Task to complete:
The complete listing should be restated exactly.

-- Begin --

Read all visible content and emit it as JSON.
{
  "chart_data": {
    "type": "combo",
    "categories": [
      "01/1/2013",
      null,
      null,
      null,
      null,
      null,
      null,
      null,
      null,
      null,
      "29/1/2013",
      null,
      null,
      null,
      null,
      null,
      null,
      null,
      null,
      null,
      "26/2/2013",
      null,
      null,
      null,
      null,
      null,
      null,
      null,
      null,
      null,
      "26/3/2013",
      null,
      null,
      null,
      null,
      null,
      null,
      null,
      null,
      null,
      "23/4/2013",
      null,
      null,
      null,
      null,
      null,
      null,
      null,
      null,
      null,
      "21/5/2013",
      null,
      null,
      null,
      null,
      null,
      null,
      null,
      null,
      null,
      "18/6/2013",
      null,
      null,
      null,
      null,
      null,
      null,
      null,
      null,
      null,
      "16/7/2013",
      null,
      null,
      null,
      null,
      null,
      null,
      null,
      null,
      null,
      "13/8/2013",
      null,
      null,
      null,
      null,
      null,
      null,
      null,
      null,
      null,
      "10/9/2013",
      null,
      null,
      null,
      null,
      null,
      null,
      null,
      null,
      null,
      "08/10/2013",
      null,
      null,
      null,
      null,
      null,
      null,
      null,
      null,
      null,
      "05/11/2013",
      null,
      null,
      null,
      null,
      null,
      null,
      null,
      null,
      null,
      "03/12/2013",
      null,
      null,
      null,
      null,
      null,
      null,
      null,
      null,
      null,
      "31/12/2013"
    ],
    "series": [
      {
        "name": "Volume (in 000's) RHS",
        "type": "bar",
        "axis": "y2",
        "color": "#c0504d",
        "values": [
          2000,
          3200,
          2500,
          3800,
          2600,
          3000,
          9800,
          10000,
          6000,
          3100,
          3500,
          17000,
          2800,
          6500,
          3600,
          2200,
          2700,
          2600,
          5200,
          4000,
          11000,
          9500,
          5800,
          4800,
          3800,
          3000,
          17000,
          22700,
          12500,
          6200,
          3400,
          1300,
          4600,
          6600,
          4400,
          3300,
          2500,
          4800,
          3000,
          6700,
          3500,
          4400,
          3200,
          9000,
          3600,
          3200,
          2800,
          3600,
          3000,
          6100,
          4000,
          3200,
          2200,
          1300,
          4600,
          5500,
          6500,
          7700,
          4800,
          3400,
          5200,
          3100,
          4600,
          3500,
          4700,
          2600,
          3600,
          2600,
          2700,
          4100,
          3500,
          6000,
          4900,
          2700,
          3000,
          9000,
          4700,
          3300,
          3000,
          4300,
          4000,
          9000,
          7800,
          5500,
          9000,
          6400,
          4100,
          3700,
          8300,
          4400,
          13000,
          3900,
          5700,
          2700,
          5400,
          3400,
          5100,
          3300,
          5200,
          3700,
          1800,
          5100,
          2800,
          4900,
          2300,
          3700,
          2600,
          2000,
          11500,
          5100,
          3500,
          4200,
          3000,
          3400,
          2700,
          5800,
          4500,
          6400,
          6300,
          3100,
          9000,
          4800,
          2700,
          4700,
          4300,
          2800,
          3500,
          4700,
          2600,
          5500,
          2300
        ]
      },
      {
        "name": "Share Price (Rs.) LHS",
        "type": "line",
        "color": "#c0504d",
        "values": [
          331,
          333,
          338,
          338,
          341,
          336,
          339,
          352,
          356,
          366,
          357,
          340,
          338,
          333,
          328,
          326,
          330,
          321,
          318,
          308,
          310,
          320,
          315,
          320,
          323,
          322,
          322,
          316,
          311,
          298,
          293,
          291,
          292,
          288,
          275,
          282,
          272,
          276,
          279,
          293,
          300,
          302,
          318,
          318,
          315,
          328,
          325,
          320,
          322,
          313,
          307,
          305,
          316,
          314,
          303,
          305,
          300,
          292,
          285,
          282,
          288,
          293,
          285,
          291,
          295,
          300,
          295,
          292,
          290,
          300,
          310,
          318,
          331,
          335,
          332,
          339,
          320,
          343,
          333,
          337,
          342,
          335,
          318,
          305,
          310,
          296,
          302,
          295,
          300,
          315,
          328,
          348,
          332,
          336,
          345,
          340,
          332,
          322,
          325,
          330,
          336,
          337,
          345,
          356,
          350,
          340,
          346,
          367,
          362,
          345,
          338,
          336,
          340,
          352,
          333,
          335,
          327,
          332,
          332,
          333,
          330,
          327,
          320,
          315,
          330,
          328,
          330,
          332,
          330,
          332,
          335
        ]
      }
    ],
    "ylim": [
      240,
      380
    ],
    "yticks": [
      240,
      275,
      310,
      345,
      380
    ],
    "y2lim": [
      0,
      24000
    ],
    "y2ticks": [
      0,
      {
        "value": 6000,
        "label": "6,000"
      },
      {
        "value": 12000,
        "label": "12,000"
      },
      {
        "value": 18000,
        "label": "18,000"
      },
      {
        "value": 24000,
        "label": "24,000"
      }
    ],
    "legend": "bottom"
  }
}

-- End --

Solution:
Read all visible content and emit it as JSON.
{
  "chart_data": {
    "type": "combo",
    "categories": [
      "01/1/2013",
      null,
      null,
      null,
      null,
      null,
      null,
      null,
      null,
      null,
      "29/1/2013",
      null,
      null,
      null,
      null,
      null,
      null,
      null,
      null,
      null,
      "26/2/2013",
      null,
      null,
      null,
      null,
      null,
      null,
      null,
      null,
      null,
      "26/3/2013",
      null,
      null,
      null,
      null,
      null,
      null,
      null,
      null,
      null,
      "23/4/2013",
      null,
      null,
      null,
      null,
      null,
      null,
      null,
      null,
      null,
      "21/5/2013",
      null,
      null,
      null,
      null,
      null,
      null,
      null,
      null,
      null,
      "18/6/2013",
      null,
      null,
      null,
      null,
      null,
      null,
      null,
      null,
      null,
      "16/7/2013",
      null,
      null,
      null,
      null,
      null,
      null,
      null,
      null,
      null,
      "13/8/2013",
      null,
      null,
      null,
      null,
      null,
      null,
      null,
      null,
      null,
      "10/9/2013",
      null,
      null,
      null,
      null,
      null,
      null,
      null,
      null,
      null,
      "08/10/2013",
      null,
      null,
      null,
      null,
      null,
      null,
      null,
      null,
      null,
      "05/11/2013",
      null,
      null,
      null,
      null,
      null,
      null,
      null,
      null,
      null,
      "03/12/2013",
      null,
      null,
      null,
      null,
      null,
      null,
      null,
      null,
      null,
      "31/12/2013"
    ],
    "series": [
      {
        "name": "Volume (in 000's) RHS",
        "type": "bar",
        "axis": "y2",
        "color": "#c0504d",
        "values": [
          2000,
          3200,
          2500,
          3800,
          2600,
          3000,
          9800,
          10000,
          6000,
          3100,
          3500,
          17000,
          2800,
          6500,
          3600,
          2200,
          2700,
          2600,
          5200,
          4000,
          11000,
          9500,
          5800,
          4800,
          3800,
          3000,
          17000,
          22700,
          12500,
          6200,
          3400,
          1300,
          4600,
          6600,
          4400,
          3300,
          2500,
          4800,
          3000,
          6700,
          3500,
          4400,
          3200,
          9000,
          3600,
          3200,
          2800,
          3600,
          3000,
          6100,
          4000,
          3200,
          2200,
          1300,
          4600,
          5500,
          6500,
          7700,
          4800,
          3400,
          5200,
          3100,
          4600,
          3500,
          4700,
          2600,
          3600,
          2600,
          2700,
          4100,
          3500,
          6000,
          4900,
          2700,
          3000,
          9000,
          4700,
          3300,
          3000,
          4300,
          4000,
          9000,
          7800,
          5500,
          9000,
          6400,
          4100,
          3700,
          8300,
          4400,
          13000,
          3900,
          5700,
          2700,
          5400,
          3400,
          5100,
          3300,
          5200,
          3700,
          1800,
          5100,
          2800,
          4900,
          2300,
          3700,
          2600,
          2000,
          11500,
          5100,
          3500,
          4200,
          3000,
          3400,
          2700,
          5800,
          4500,
          6400,
          6300,
          3100,
          9000,
          4800,
          2700,
          4700,
          4300,
          2800,
          3500,
          4700,
          2600,
          5500,
          2300
        ]
      },
      {
        "name": "Share Price (Rs.) LHS",
        "type": "line",
        "color": "#c0504d",
        "values": [
          331,
          333,
          338,
          338,
          341,
          336,
          339,
          352,
          356,
          366,
          357,
          340,
          338,
          333,
          328,
          326,
          330,
          321,
          318,
          308,
          310,
          320,
          315,
          320,
          323,
          322,
          322,
          316,
          311,
          298,
          293,
          291,
          292,
          288,
          275,
          282,
          272,
          276,
          279,
          293,
          300,
          302,
          318,
          318,
          315,
          328,
          325,
          320,
          322,
          313,
          307,
          305,
          316,
          314,
          303,
          305,
          300,
          292,
          285,
          282,
          288,
          293,
          285,
          291,
          295,
          300,
          295,
          292,
          290,
          300,
          310,
          318,
          331,
          335,
          332,
          339,
          320,
          343,
          333,
          337,
          342,
          335,
          318,
          305,
          310,
          296,
          302,
          295,
          300,
          315,
          328,
          348,
          332,
          336,
          345,
          340,
          332,
          322,
          325,
          330,
          336,
          337,
          345,
          356,
          350,
          340,
          346,
          367,
          362,
          345,
          338,
          336,
          340,
          352,
          333,
          335,
          327,
          332,
          332,
          333,
          330,
          327,
          320,
          315,
          330,
          328,
          330,
          332,
          330,
          332,
          335
        ]
      }
    ],
    "ylim": [
      240,
      380
    ],
    "yticks": [
      240,
      275,
      310,
      345,
      380
    ],
    "y2lim": [
      0,
      24000
    ],
    "y2ticks": [
      0,
      {
        "value": 6000,
        "label": "6,000"
      },
      {
        "value": 12000,
        "label": "12,000"
      },
      {
        "value": 18000,
        "label": "18,000"
      },
      {
        "value": 24000,
        "label": "24,000"
      }
    ],
    "legend": "bottom"
  }
}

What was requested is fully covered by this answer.